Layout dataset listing
-.-.-

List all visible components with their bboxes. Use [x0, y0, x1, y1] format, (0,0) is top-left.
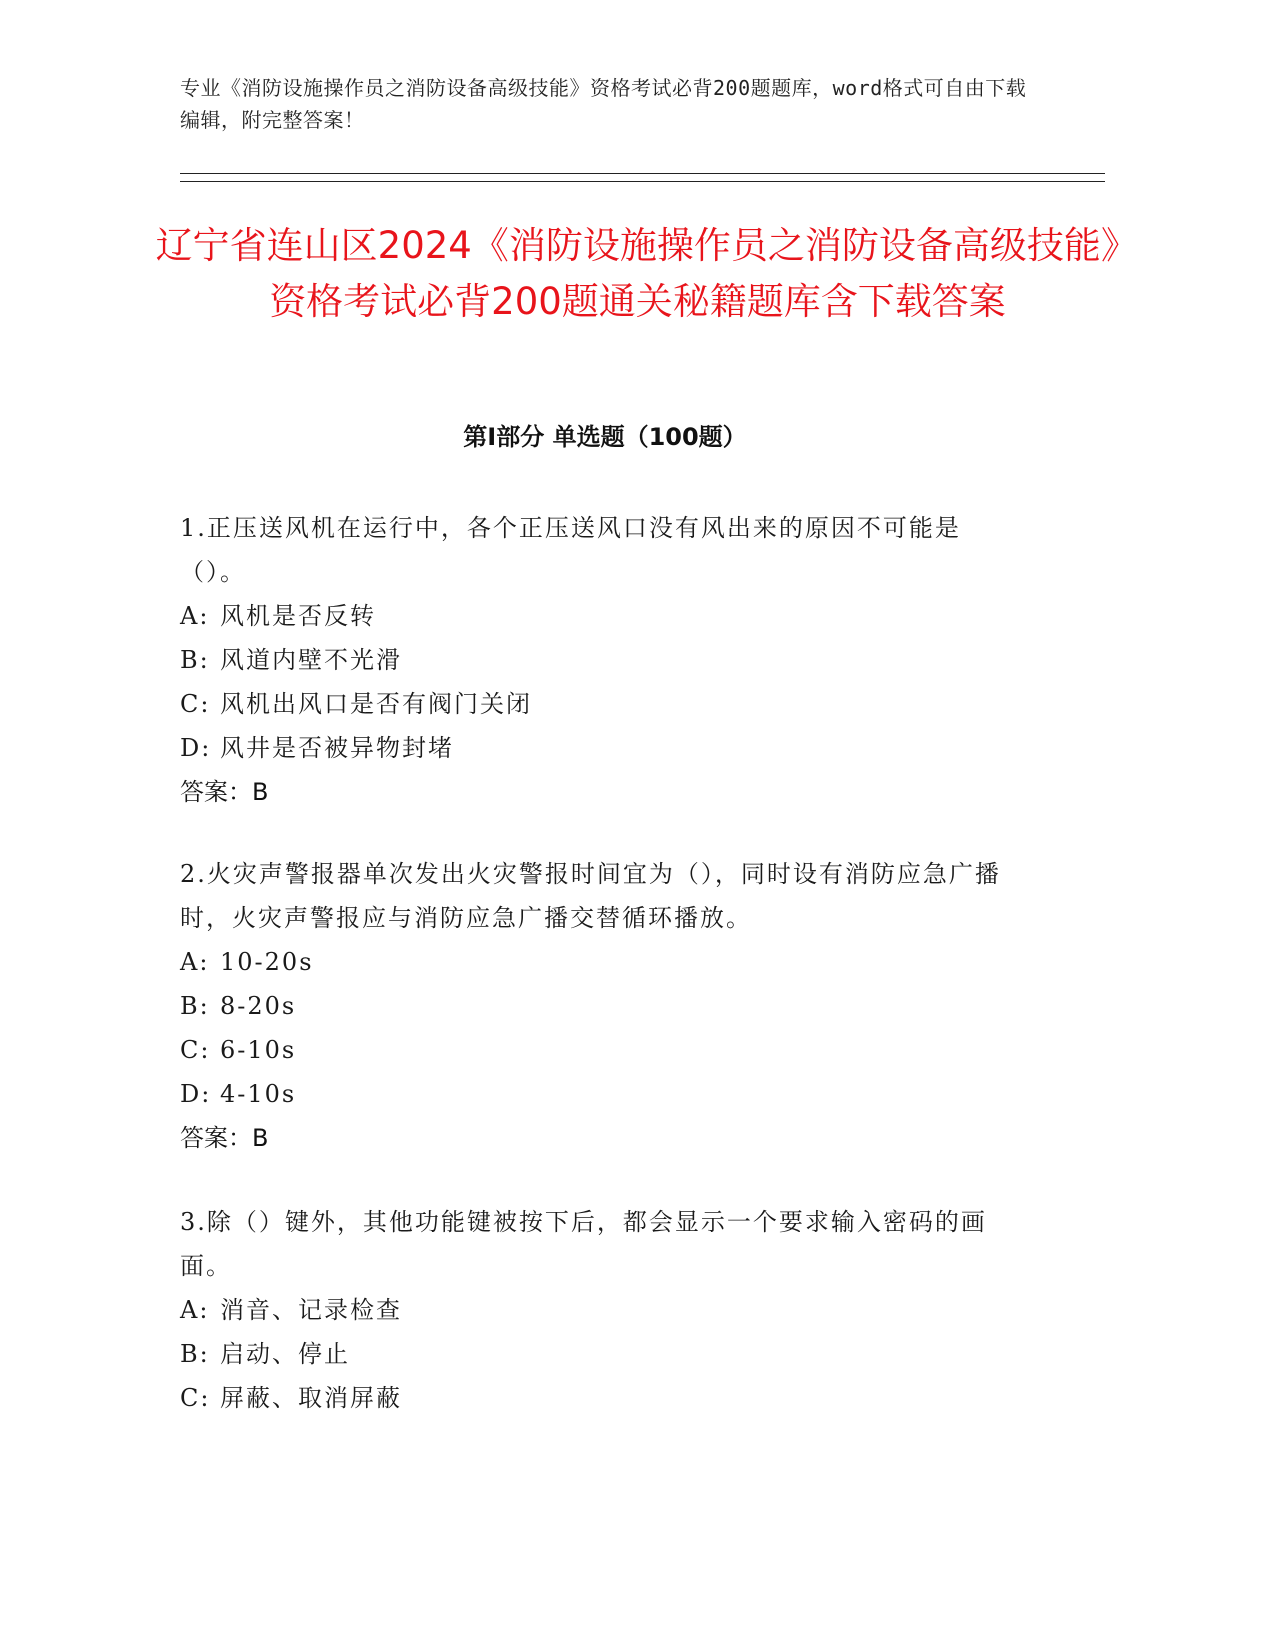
option-letter: D: — [180, 1080, 212, 1108]
answer-line: 答案：B — [180, 778, 269, 806]
option-text: 启动、停止 — [220, 1340, 350, 1368]
option-text: 风井是否被异物封堵 — [220, 734, 454, 762]
option-letter: B: — [180, 646, 210, 674]
option-text: 4-10s — [220, 1080, 297, 1108]
option-b — [180, 638, 1020, 682]
option-c — [180, 1028, 1020, 1072]
option-letter: D: — [180, 734, 212, 762]
option-a — [180, 594, 1020, 638]
option-letter: C: — [180, 1384, 211, 1412]
question-stem: 1.正压送风机在运行中，各个正压送风口没有风出来的原因不可能是（）。 — [180, 514, 961, 586]
option-letter: C: — [180, 690, 211, 718]
option-c — [180, 1376, 1020, 1420]
question-stem: 2.火灾声警报器单次发出火灾警报时间宜为（），同时设有消防应急广播时，火灾声警报应与消防应急广播交替循环播放。 — [180, 860, 1001, 932]
option-letter: B: — [180, 992, 210, 1020]
question-1 — [180, 506, 1020, 814]
option-text: 10-20s — [220, 948, 314, 976]
question-2 — [180, 852, 1020, 1160]
option-text: 6-10s — [220, 1036, 297, 1064]
option-text: 风机出风口是否有阀门关闭 — [220, 690, 532, 718]
option-b — [180, 1332, 1020, 1376]
option-text: 消音、记录检查 — [220, 1296, 402, 1324]
option-letter: A: — [180, 1296, 210, 1324]
option-d — [180, 726, 1020, 770]
answer-line: 答案：B — [180, 1124, 269, 1152]
header-divider-thick — [180, 173, 1105, 174]
option-text: 风机是否反转 — [220, 602, 376, 630]
section-heading: 第Ⅰ部分 单选题（100题） — [463, 423, 747, 451]
option-letter: A: — [180, 602, 210, 630]
option-c — [180, 682, 1020, 726]
option-text: 风道内壁不光滑 — [220, 646, 402, 674]
option-letter: B: — [180, 1340, 210, 1368]
option-d — [180, 1072, 1020, 1116]
option-a — [180, 1288, 1020, 1332]
option-b — [180, 984, 1020, 1028]
option-letter: C: — [180, 1036, 211, 1064]
header-divider-thin — [180, 181, 1105, 182]
question-3 — [180, 1200, 1020, 1420]
document-title: 辽宁省连山区2024《消防设施操作员之消防设备高级技能》资格考试必背200题通关秘籍题库含下载答案 — [155, 224, 1120, 323]
question-stem: 3.除（）键外，其他功能键被按下后，都会显示一个要求输入密码的画面。 — [180, 1208, 987, 1280]
option-text: 屏蔽、取消屏蔽 — [220, 1384, 402, 1412]
option-a — [180, 940, 1020, 984]
option-letter: A: — [180, 948, 210, 976]
option-text: 8-20s — [220, 992, 297, 1020]
header-note: 专业《消防设施操作员之消防设备高级技能》资格考试必背200题题库，word格式可自由下载编辑，附完整答案！ — [180, 76, 1027, 132]
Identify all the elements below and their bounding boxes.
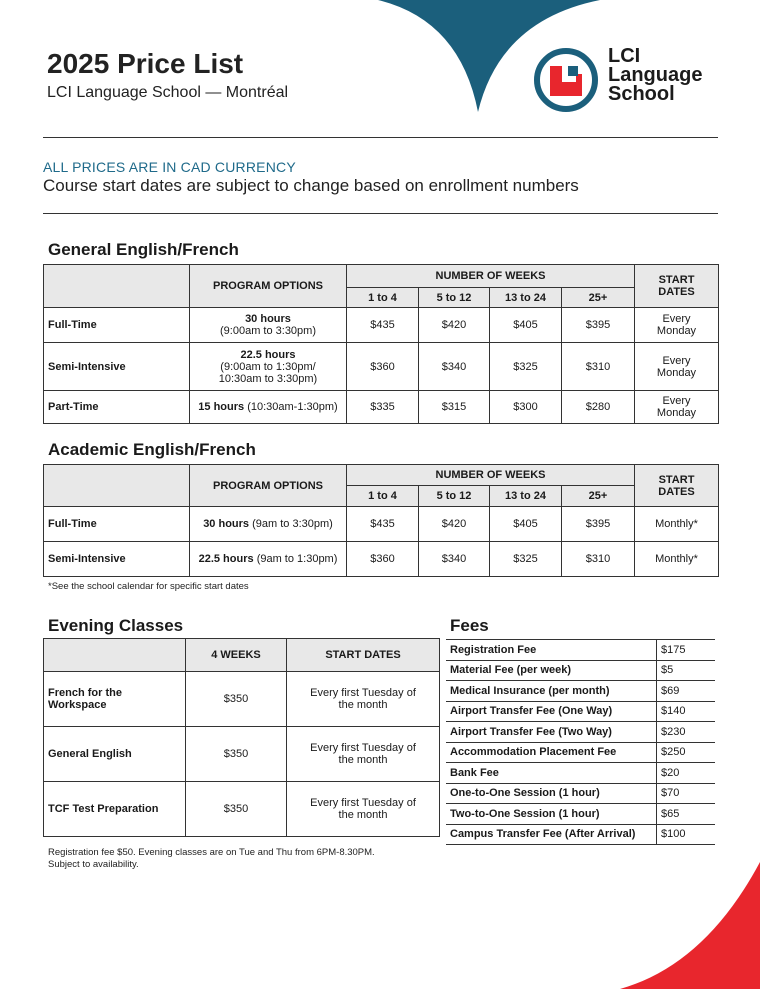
row-label: TCF Test Preparation bbox=[44, 782, 186, 837]
bottom-red-swoosh bbox=[620, 862, 760, 989]
row-label: Part-Time bbox=[44, 391, 190, 424]
currency-note: ALL PRICES ARE IN CAD CURRENCY bbox=[43, 159, 296, 175]
fee-label: Airport Transfer Fee (Two Way) bbox=[446, 722, 657, 743]
evening-classes-table bbox=[43, 638, 440, 837]
price-cell: $435 bbox=[347, 507, 419, 542]
price-cell: $350 bbox=[186, 727, 287, 782]
price-cell: $395 bbox=[562, 308, 635, 343]
price-cell: $350 bbox=[186, 672, 287, 727]
fee-value: $100 bbox=[657, 824, 716, 845]
start-cell: Every Monday bbox=[635, 308, 719, 343]
logo-mark-icon bbox=[532, 46, 600, 114]
fee-label: Bank Fee bbox=[446, 763, 657, 784]
header-weeks-13-24: 13 to 24 bbox=[490, 288, 562, 308]
start-cell: Every Monday bbox=[635, 343, 719, 391]
row-label: Semi-Intensive bbox=[44, 542, 190, 577]
program-option: 30 hours (9am to 3:30pm) bbox=[190, 507, 347, 542]
fee-row bbox=[446, 804, 715, 825]
table-row bbox=[44, 343, 719, 391]
price-cell: $310 bbox=[562, 343, 635, 391]
corner-cell bbox=[44, 265, 190, 308]
fee-row bbox=[446, 722, 715, 743]
fee-row bbox=[446, 701, 715, 722]
fee-row bbox=[446, 640, 715, 661]
price-cell: $315 bbox=[419, 391, 490, 424]
corner-cell bbox=[44, 639, 186, 672]
fee-label: Two-to-One Session (1 hour) bbox=[446, 804, 657, 825]
start-cell: Monthly* bbox=[635, 507, 719, 542]
table-row bbox=[44, 672, 440, 727]
general-price-table bbox=[43, 264, 719, 424]
academic-footnote: *See the school calendar for specific start dates bbox=[48, 581, 249, 592]
price-cell: $405 bbox=[490, 507, 562, 542]
fee-value: $140 bbox=[657, 701, 716, 722]
program-option: 22.5 hours (9:00am to 1:30pm/ 10:30am to 3:30pm) bbox=[190, 343, 347, 391]
header-start-dates: START DATES bbox=[635, 465, 719, 507]
price-cell: $360 bbox=[347, 542, 419, 577]
evening-note-line-1: Registration fee $50. Evening classes are on Tue and Thu from 6PM-8.30PM. bbox=[48, 847, 375, 858]
fee-value: $70 bbox=[657, 783, 716, 804]
section-title-academic: Academic English/French bbox=[48, 440, 256, 459]
fee-row bbox=[446, 742, 715, 763]
row-label: Semi-Intensive bbox=[44, 343, 190, 391]
fee-row bbox=[446, 783, 715, 804]
price-cell: $340 bbox=[419, 542, 490, 577]
evening-note-line-2: Subject to availability. bbox=[48, 859, 139, 870]
table-row bbox=[44, 782, 440, 837]
header-weeks-13-24: 13 to 24 bbox=[490, 486, 562, 507]
header-4-weeks: 4 WEEKS bbox=[186, 639, 287, 672]
page-title: 2025 Price List bbox=[47, 48, 244, 79]
start-cell: Every Monday bbox=[635, 391, 719, 424]
header-number-of-weeks: NUMBER OF WEEKS bbox=[347, 465, 635, 486]
fee-label: Airport Transfer Fee (One Way) bbox=[446, 701, 657, 722]
table-row bbox=[44, 391, 719, 424]
start-cell: Monthly* bbox=[635, 542, 719, 577]
fee-label: Accommodation Placement Fee bbox=[446, 742, 657, 763]
table-row bbox=[44, 507, 719, 542]
fee-label: Material Fee (per week) bbox=[446, 660, 657, 681]
price-cell: $340 bbox=[419, 343, 490, 391]
price-cell: $325 bbox=[490, 542, 562, 577]
corner-cell bbox=[44, 465, 190, 507]
fee-row bbox=[446, 763, 715, 784]
price-cell: $350 bbox=[186, 782, 287, 837]
price-cell: $310 bbox=[562, 542, 635, 577]
fee-value: $20 bbox=[657, 763, 716, 784]
price-cell: $280 bbox=[562, 391, 635, 424]
price-cell: $335 bbox=[347, 391, 419, 424]
fee-label: Medical Insurance (per month) bbox=[446, 681, 657, 702]
academic-price-table bbox=[43, 464, 719, 577]
start-cell: Every first Tuesday of the month bbox=[287, 672, 440, 727]
header-weeks-5-12: 5 to 12 bbox=[419, 486, 490, 507]
header-number-of-weeks: NUMBER OF WEEKS bbox=[347, 265, 635, 288]
fee-row bbox=[446, 824, 715, 845]
header-start-dates: START DATES bbox=[635, 265, 719, 308]
fee-label: One-to-One Session (1 hour) bbox=[446, 783, 657, 804]
header-weeks-1-4: 1 to 4 bbox=[347, 486, 419, 507]
lci-logo bbox=[532, 44, 732, 116]
header-start-dates: START DATES bbox=[287, 639, 440, 672]
fee-value: $65 bbox=[657, 804, 716, 825]
header-weeks-25plus: 25+ bbox=[562, 486, 635, 507]
header-weeks-25plus: 25+ bbox=[562, 288, 635, 308]
fee-label: Registration Fee bbox=[446, 640, 657, 661]
price-cell: $325 bbox=[490, 343, 562, 391]
fee-value: $175 bbox=[657, 640, 716, 661]
price-cell: $420 bbox=[419, 507, 490, 542]
start-cell: Every first Tuesday of the month bbox=[287, 782, 440, 837]
header-program-options: PROGRAM OPTIONS bbox=[190, 465, 347, 507]
fees-table bbox=[446, 639, 715, 845]
fee-label: Campus Transfer Fee (After Arrival) bbox=[446, 824, 657, 845]
fee-row bbox=[446, 660, 715, 681]
page-subtitle: LCI Language School — Montréal bbox=[47, 84, 289, 101]
price-cell: $300 bbox=[490, 391, 562, 424]
fee-value: $69 bbox=[657, 681, 716, 702]
price-cell: $395 bbox=[562, 507, 635, 542]
start-dates-note: Course start dates are subject to change based on enrollment numbers bbox=[43, 176, 579, 195]
row-label: French for the Workspace bbox=[44, 672, 186, 727]
section-title-fees: Fees bbox=[450, 616, 489, 635]
header-weeks-5-12: 5 to 12 bbox=[419, 288, 490, 308]
price-cell: $405 bbox=[490, 308, 562, 343]
section-title-evening: Evening Classes bbox=[48, 616, 184, 635]
evening-note bbox=[48, 847, 375, 871]
section-title-general: General English/French bbox=[48, 240, 239, 259]
header-program-options: PROGRAM OPTIONS bbox=[190, 265, 347, 308]
table-row bbox=[44, 308, 719, 343]
row-label: Full-Time bbox=[44, 507, 190, 542]
divider bbox=[43, 137, 718, 138]
table-row bbox=[44, 542, 719, 577]
logo-text: LCI Language School bbox=[608, 45, 703, 105]
program-option: 30 hours (9:00am to 3:30pm) bbox=[190, 308, 347, 343]
program-option: 15 hours (10:30am-1:30pm) bbox=[190, 391, 347, 424]
price-cell: $435 bbox=[347, 308, 419, 343]
row-label: Full-Time bbox=[44, 308, 190, 343]
start-cell: Every first Tuesday of the month bbox=[287, 727, 440, 782]
fee-value: $5 bbox=[657, 660, 716, 681]
program-option: 22.5 hours (9am to 1:30pm) bbox=[190, 542, 347, 577]
fee-value: $250 bbox=[657, 742, 716, 763]
price-cell: $420 bbox=[419, 308, 490, 343]
fee-value: $230 bbox=[657, 722, 716, 743]
header-weeks-1-4: 1 to 4 bbox=[347, 288, 419, 308]
fee-row bbox=[446, 681, 715, 702]
price-cell: $360 bbox=[347, 343, 419, 391]
row-label: General English bbox=[44, 727, 186, 782]
table-row bbox=[44, 727, 440, 782]
divider bbox=[43, 213, 718, 214]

-.-.-

- WORK REQUIRED:
Write out the lines of the listing exactly as they appear, starting at the line that contains "row-label: TCF Test" and stopping after the line that contains "fee-value: $100 bbox=[657, 824, 716, 845]".

- THE ANSWER:
row-label: TCF Test Preparation bbox=[44, 782, 186, 837]
bottom-red-swoosh bbox=[620, 862, 760, 989]
row-label: Part-Time bbox=[44, 391, 190, 424]
currency-note: ALL PRICES ARE IN CAD CURRENCY bbox=[43, 159, 296, 175]
fee-label: Airport Transfer Fee (Two Way) bbox=[446, 722, 657, 743]
evening-classes-table bbox=[43, 638, 440, 837]
price-cell: $435 bbox=[347, 507, 419, 542]
price-cell: $350 bbox=[186, 727, 287, 782]
price-cell: $395 bbox=[562, 308, 635, 343]
price-cell: $350 bbox=[186, 672, 287, 727]
fee-value: $100 bbox=[657, 824, 716, 845]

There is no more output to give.